— Begin Data to process —

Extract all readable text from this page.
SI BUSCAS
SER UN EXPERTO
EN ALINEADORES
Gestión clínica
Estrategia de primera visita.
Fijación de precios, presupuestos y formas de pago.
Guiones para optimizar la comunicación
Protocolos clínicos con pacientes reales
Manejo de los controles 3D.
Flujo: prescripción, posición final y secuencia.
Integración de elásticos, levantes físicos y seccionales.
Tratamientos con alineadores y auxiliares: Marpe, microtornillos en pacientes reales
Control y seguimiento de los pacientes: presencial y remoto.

— End Data to process —

Select all lines with the word "reales" from the entries above.

Protocolos clínicos con pacientes reales
Tratamientos con alineadores y auxiliares: Marpe, microtornillos en pacientes reales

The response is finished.